Entries from a dataset:
---
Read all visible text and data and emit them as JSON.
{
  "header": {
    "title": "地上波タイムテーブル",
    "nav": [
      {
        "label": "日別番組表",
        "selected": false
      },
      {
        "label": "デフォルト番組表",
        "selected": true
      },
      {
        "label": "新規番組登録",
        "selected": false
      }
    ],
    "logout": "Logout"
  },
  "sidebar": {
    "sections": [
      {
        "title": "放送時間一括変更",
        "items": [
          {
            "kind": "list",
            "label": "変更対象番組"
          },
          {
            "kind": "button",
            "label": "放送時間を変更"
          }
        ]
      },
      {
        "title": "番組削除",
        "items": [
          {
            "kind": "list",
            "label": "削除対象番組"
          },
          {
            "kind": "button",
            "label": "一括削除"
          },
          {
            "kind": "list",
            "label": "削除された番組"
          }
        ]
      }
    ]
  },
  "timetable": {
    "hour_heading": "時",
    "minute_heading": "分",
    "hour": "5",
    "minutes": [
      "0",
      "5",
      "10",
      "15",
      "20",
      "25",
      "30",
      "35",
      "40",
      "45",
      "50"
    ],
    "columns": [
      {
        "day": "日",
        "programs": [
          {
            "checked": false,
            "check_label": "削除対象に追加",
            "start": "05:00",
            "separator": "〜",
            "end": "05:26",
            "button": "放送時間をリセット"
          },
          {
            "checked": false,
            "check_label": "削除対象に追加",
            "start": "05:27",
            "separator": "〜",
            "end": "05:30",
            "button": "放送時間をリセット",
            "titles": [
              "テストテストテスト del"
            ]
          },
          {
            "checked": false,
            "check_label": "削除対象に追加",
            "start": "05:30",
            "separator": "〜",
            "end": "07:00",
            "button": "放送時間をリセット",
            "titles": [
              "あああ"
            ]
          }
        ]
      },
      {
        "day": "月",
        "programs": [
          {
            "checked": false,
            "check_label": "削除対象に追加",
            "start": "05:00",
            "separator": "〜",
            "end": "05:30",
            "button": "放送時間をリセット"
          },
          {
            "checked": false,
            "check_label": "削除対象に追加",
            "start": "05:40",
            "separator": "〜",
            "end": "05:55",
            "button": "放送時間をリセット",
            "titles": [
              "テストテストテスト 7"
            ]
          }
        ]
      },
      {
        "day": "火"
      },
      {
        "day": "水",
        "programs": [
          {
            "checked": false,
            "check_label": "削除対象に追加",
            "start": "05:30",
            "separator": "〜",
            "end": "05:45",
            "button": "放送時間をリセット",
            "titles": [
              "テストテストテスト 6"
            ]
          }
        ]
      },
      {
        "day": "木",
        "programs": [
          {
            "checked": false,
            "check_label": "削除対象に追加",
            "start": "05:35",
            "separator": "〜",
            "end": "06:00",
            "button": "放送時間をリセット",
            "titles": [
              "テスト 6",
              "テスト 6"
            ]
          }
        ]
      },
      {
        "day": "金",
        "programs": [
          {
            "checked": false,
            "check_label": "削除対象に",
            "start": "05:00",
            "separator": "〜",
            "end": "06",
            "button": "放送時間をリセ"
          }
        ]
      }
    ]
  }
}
---
Short problem:
Repeat each of the entries above precisely as given.

Written solution:
Read all visible text and data and emit them as JSON.
{
  "header": {
    "title": "地上波タイムテーブル",
    "nav": [
      {
        "label": "日別番組表",
        "selected": false
      },
      {
        "label": "デフォルト番組表",
        "selected": true
      },
      {
        "label": "新規番組登録",
        "selected": false
      }
    ],
    "logout": "Logout"
  },
  "sidebar": {
    "sections": [
      {
        "title": "放送時間一括変更",
        "items": [
          {
            "kind": "list",
            "label": "変更対象番組"
          },
          {
            "kind": "button",
            "label": "放送時間を変更"
          }
        ]
      },
      {
        "title": "番組削除",
        "items": [
          {
            "kind": "list",
            "label": "削除対象番組"
          },
          {
            "kind": "button",
            "label": "一括削除"
          },
          {
            "kind": "list",
            "label": "削除された番組"
          }
        ]
      }
    ]
  },
  "timetable": {
    "hour_heading": "時",
    "minute_heading": "分",
    "hour": "5",
    "minutes": [
      "0",
      "5",
      "10",
      "15",
      "20",
      "25",
      "30",
      "35",
      "40",
      "45",
      "50"
    ],
    "columns": [
      {
        "day": "日",
        "programs": [
          {
            "checked": false,
            "check_label": "削除対象に追加",
            "start": "05:00",
            "separator": "〜",
            "end": "05:26",
            "button": "放送時間をリセット"
          },
          {
            "checked": false,
            "check_label": "削除対象に追加",
            "start": "05:27",
            "separator": "〜",
            "end": "05:30",
            "button": "放送時間をリセット",
            "titles": [
              "テストテストテスト del"
            ]
          },
          {
            "checked": false,
            "check_label": "削除対象に追加",
            "start": "05:30",
            "separator": "〜",
            "end": "07:00",
            "button": "放送時間をリセット",
            "titles": [
              "あああ"
            ]
          }
        ]
      },
      {
        "day": "月",
        "programs": [
          {
            "checked": false,
            "check_label": "削除対象に追加",
            "start": "05:00",
            "separator": "〜",
            "end": "05:30",
            "button": "放送時間をリセット"
          },
          {
            "checked": false,
            "check_label": "削除対象に追加",
            "start": "05:40",
            "separator": "〜",
            "end": "05:55",
            "button": "放送時間をリセット",
            "titles": [
              "テストテストテスト 7"
            ]
          }
        ]
      },
      {
        "day": "火"
      },
      {
        "day": "水",
        "programs": [
          {
            "checked": false,
            "check_label": "削除対象に追加",
            "start": "05:30",
            "separator": "〜",
            "end": "05:45",
            "button": "放送時間をリセット",
            "titles": [
              "テストテストテスト 6"
            ]
          }
        ]
      },
      {
        "day": "木",
        "programs": [
          {
            "checked": false,
            "check_label": "削除対象に追加",
            "start": "05:35",
            "separator": "〜",
            "end": "06:00",
            "button": "放送時間をリセット",
            "titles": [
              "テスト 6",
              "テスト 6"
            ]
          }
        ]
      },
      {
        "day": "金",
        "programs": [
          {
            "checked": false,
            "check_label": "削除対象に",
            "start": "05:00",
            "separator": "〜",
            "end": "06",
            "button": "放送時間をリセ"
          }
        ]
      }
    ]
  }
}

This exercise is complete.